Summarize the report on Interfet operations in East Timor in two sentences.

*PASSAGE TO READ*
━━━━
Helicopters were hovering over the capital late last night as Australian infantrymen continued house-to-house searches, arresting suspected militiamen, including a senior commander. The suspects were forced to lie on the ground with rifles pointed at their backs after the Australian soldiers entered their hide-outs. Officers of the International Force East Timor (Interfet) said that a number of men in paramilitary dress had been arrested and weapons had been seized, including machetes and guns.
"We're looking for people with the capability to impede our mission, which is to provide security for the people of East Timor," said Brigadier Mark Evans, the land commander of Interfet. "We're endeavouring to remove any thugs or vandals from the area."
Late on Wednesday, Interfet troops arrested Caetano da Silva, a self- styled platoon commander of the Aitarak militia which was responsible for some of the worst atrocities in the run-up to last month's referendum on independence. "This is the most significant detention we've made in this operation," said Colonel Mark Kelly, the Interfet chief of staff. "The message is: you cannot run, you cannot hide, justice is here."
An Australian naval catamaran docked at Dili yesterday, bearing more reinforcements, including 127 Filipino soldiers, the first significant number of Asian troops to be dispatched to East Timor. "Our purpose is to indicate to the people living in the hills that the environment is safe to return to Dili," said Lieutenant-Colonel Nick Welch, who commanded the search operation. "Our message to the militia is, `You think you control the area but in reality, it is in our control'."
━━━━
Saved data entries
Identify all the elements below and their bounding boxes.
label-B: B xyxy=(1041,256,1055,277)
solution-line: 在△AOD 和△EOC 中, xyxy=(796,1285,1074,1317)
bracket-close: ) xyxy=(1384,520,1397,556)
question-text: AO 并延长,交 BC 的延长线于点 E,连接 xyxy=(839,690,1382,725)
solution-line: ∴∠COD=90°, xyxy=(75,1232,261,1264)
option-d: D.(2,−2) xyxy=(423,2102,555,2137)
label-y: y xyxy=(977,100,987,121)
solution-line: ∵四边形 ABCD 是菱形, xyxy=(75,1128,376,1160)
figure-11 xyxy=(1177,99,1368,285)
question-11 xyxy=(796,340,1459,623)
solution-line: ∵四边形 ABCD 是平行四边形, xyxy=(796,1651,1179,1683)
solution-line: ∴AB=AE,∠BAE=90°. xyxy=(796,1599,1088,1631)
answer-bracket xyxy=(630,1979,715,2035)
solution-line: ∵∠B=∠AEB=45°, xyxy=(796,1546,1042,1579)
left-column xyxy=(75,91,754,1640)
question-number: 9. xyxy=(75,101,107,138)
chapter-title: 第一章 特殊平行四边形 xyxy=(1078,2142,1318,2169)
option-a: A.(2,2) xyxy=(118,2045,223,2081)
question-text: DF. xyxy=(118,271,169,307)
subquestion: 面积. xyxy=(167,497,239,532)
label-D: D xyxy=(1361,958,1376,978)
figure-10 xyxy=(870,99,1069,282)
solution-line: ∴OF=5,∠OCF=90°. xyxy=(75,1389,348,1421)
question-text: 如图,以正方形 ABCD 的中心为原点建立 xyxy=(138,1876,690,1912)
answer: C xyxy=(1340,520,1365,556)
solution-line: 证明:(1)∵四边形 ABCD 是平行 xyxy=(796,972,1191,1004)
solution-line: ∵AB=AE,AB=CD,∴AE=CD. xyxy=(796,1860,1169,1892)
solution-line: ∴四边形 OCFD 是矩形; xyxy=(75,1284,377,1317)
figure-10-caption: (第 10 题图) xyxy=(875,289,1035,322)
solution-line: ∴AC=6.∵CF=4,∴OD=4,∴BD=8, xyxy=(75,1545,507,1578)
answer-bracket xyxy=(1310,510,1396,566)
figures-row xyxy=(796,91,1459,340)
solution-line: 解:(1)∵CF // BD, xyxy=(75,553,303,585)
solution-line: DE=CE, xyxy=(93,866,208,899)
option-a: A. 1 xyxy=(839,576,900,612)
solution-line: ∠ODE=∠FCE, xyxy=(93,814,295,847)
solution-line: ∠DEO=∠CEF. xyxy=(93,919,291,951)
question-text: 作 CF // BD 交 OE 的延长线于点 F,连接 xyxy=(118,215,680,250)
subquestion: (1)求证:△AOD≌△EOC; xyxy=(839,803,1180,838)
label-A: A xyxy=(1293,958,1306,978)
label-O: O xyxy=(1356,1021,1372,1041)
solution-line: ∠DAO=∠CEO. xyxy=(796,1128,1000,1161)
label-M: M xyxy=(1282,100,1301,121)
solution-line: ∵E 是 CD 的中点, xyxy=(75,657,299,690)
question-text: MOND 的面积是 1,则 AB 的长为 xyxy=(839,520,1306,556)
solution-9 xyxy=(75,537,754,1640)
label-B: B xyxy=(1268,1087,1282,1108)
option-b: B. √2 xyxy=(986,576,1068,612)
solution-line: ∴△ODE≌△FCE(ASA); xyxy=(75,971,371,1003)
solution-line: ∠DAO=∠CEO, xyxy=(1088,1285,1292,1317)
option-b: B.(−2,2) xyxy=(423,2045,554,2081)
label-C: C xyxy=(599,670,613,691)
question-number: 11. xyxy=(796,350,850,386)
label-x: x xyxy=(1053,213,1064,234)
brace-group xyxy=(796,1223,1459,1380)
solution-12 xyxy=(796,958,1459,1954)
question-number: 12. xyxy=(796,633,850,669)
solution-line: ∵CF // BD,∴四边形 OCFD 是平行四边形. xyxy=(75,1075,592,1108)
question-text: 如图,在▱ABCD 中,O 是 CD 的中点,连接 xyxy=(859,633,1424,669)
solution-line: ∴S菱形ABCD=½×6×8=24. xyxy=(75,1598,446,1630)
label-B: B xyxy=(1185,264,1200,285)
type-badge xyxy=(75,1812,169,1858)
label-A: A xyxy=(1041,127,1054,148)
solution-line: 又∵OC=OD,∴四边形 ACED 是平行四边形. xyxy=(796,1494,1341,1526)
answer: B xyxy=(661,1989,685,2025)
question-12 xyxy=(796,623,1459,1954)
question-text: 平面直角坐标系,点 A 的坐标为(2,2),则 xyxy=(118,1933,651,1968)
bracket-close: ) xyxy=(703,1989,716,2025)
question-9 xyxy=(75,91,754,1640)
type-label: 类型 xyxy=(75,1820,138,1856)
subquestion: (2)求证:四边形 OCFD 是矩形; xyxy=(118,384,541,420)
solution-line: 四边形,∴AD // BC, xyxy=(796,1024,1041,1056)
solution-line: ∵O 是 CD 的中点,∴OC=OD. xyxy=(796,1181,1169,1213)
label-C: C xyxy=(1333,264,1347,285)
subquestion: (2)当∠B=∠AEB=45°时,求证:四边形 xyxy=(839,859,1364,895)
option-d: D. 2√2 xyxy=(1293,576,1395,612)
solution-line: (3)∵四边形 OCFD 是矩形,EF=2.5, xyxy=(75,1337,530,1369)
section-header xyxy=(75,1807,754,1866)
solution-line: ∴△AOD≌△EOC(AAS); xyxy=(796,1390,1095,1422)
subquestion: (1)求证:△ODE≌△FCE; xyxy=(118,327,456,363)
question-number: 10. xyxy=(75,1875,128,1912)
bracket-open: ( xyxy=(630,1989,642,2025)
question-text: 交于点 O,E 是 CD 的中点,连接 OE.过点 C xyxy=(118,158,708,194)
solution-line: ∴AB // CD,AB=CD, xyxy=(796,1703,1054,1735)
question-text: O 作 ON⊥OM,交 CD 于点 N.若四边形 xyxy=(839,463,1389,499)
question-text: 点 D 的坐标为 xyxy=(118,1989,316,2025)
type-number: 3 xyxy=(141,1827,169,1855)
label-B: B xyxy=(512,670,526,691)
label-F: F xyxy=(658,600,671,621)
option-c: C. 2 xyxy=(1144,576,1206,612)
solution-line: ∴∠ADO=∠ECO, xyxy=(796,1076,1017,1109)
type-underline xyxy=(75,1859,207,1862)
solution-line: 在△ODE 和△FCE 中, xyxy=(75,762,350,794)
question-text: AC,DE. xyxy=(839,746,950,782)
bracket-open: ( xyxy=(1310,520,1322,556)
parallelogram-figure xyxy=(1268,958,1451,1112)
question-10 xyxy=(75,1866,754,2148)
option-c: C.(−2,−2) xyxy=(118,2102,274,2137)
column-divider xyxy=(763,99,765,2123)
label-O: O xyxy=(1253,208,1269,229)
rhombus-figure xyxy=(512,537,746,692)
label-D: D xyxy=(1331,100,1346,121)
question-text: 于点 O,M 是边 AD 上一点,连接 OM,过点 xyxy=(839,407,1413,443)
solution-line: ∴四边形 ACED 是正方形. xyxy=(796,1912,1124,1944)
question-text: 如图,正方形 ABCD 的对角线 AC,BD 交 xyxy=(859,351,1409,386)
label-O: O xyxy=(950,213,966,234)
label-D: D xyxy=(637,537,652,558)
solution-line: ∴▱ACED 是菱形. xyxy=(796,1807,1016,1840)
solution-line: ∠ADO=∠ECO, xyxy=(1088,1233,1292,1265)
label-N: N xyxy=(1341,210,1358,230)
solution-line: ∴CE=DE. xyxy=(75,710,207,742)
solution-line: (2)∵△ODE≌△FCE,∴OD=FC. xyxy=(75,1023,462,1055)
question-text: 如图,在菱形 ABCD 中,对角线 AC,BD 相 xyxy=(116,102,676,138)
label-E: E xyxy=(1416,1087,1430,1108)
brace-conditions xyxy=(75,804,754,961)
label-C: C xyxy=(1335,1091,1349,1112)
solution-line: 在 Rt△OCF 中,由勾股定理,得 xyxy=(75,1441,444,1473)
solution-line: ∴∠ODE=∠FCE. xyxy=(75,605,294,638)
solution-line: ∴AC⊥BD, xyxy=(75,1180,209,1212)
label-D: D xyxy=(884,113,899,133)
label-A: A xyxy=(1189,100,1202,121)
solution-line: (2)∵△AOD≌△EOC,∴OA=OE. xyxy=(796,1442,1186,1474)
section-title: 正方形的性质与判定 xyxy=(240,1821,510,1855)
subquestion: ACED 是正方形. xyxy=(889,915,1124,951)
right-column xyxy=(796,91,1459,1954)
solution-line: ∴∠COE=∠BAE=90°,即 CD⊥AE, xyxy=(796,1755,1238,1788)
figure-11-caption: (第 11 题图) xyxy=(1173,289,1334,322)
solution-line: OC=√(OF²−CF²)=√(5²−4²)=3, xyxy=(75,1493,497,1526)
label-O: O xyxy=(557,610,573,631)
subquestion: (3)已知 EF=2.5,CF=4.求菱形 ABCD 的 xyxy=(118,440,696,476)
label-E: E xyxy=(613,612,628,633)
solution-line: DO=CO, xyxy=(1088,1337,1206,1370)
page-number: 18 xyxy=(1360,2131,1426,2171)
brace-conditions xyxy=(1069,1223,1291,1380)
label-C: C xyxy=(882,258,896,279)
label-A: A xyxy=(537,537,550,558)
━━━━
*EXPECTED ANSWER*
Australian infantrymen with the International Force East Timor (Interfet) carried out house-to-house searches in the capital, arresting suspected militiamen and seizing weapons such as machetes and guns, and Interfet troops also detained Caetano da Silva, a self-styled platoon commander of the Aitarak militia. An Australian naval catamaran docked at Dili with reinforcements, including 127 Filipino soldiers, the first significant number of Asian troops dispatched to East Timor.